■ Source:
↓↓↓

Entering Cultural Communities
Diversity and Change in the Nonprofit Arts
Rutgers University Press, New Brunswick, New Jersey, and London, 2008, 297 pages, Edited by Diane Grams and Betty Farrell.
In light of the ongoing and ever-more-pressing search by arts and culture organizations for new ways to broaden and diversify audiences and the recurring plea in the sector for funders and service organizations to collect and disseminate information on successful and unsuccessful practices in the field, I highly recommend a new volume of essays edited by Diane Grams and Betty Farrell. Entering Cultural Communities: Diversity and Change in the Nonprofit Arts draws from interviews with leaders, volunteers, staff, and audience members at eighty-five nonprofit cultural organizations of varying sizes and located in urban, suburban, and rural areas across the US to explore ambitious efforts aimed at participation-building. This timely volume covers such topics as partnerships, youth participation, ethnic diversity, and the uses of new technologies to reach audiences and build community.
In addition to examining a range of practices (and noting several times that there is no one size fits all approach for participation building) the authors give thoughtful consideration to the conditions within an institution that are necessary for launching a new participation-building effort. One of the key findings in the book, particularly in light of the high turnover in many arts organizations, is that the most successful efforts for change occurred in organizations that had sustained and innovative leadership. "To be successful," the editors write, "leaders must have the stamina to see their visions accomplished."
The book is worthwhile because it not only provides numerous, diverse examples of participation-building, but delves deeply into many of them. Featured organizations include: The Walker Art Center, Seattle Art Museum, Old Towne School of Folk Music, the San Francisco Symphony, Appalshop, the Wing Luke Asian Museum, and The Loft Literary Center. By-and-large, the contributors move beyond simply describing the structure of successful programs to unearthing the motivations, catalysts, barriers, and challenges to such efforts.

↑↑↑

■ Provided material:
↓↓↓

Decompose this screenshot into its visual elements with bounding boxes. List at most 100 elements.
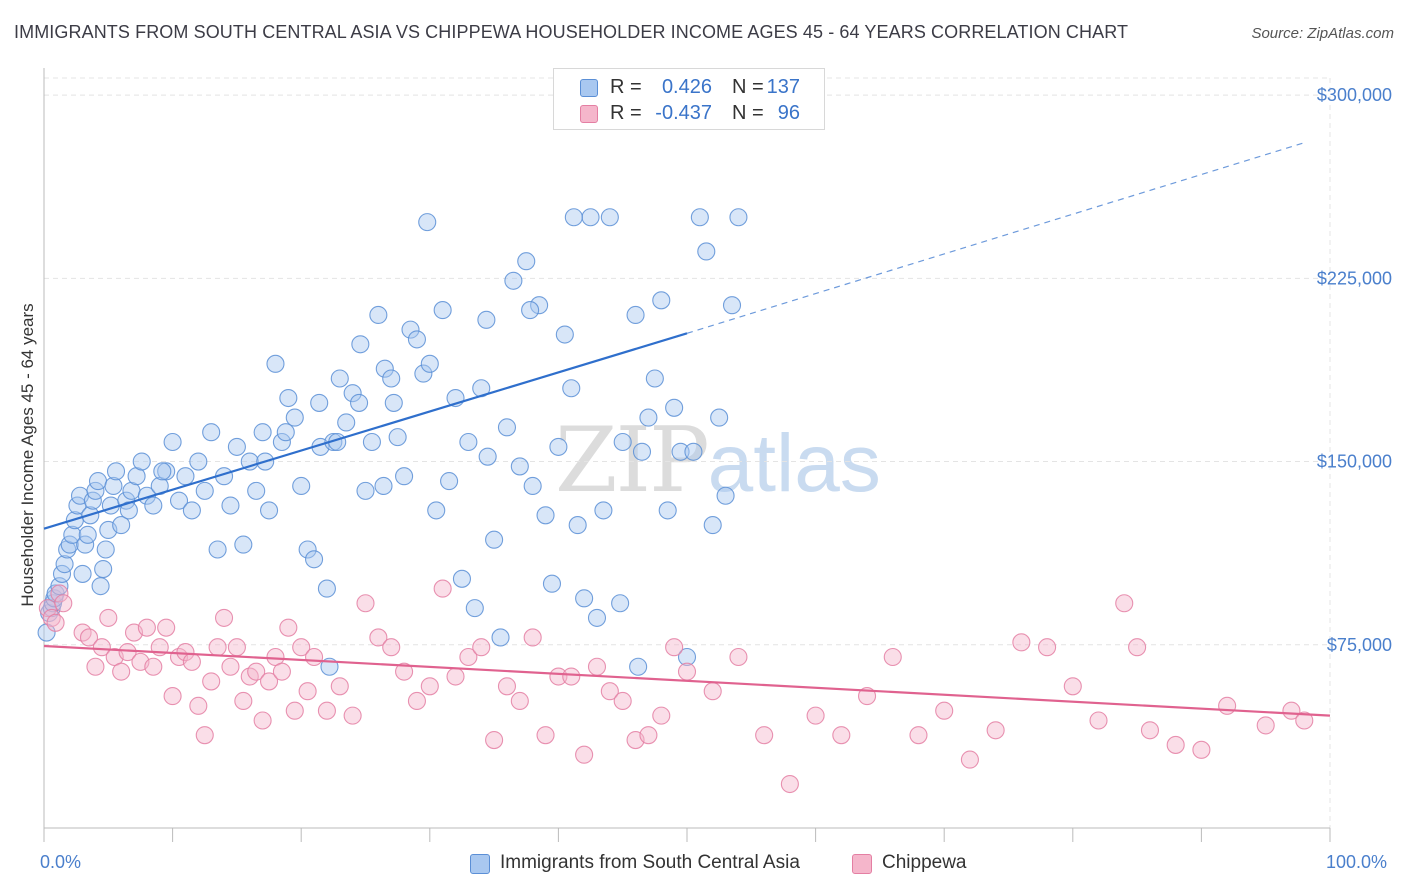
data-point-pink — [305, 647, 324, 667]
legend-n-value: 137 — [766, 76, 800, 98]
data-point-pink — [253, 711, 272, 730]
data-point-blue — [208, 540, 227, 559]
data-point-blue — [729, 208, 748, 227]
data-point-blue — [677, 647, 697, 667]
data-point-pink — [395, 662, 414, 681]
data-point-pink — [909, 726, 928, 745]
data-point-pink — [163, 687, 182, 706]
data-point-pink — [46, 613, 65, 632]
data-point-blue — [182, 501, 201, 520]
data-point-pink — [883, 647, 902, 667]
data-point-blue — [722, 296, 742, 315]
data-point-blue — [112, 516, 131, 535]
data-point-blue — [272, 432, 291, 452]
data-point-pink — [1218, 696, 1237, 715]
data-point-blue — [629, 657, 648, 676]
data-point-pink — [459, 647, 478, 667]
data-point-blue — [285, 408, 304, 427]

↑↑↑

■ Jobs:
1. According to the book review on nonprofit arts participation, at how many nonprofit cultural organizations were interviews conducted?
2. Pick up the book review on nonprofit arts participation where it stops and extend it by a paragraph or two.

■ Set of answers:
1. Eighty-five.

2.
In the first chapter, the editors construct two models for building participation that are currently in practice at arts and culture organizations: consumerist/ transactional and humanist/relational. Contrary to what one might assume, the book demonstrates that neither of these models is "better" than the other and that, depending on the strategy and mission of the organization, either model, or a combination of the two, could be appropriate. These two models brought to mind James Allen Smith's insightful and provocative essay in the Fall 2007 Reader, "Cultural Donors Were Different," in which he highlighted the inextricable and inevitable tension that exists because the arts are considered both a "merit good" (providing private benefit) and a "public good" (providing public benefit). In much the same way, this chapter examines the challenge of balancing the short-term strategy of building consumer markets via transactions (selling admissions) and the long-term strategy of building cultural communities via relationships that are based on respect, appreciation, trust and shared interests.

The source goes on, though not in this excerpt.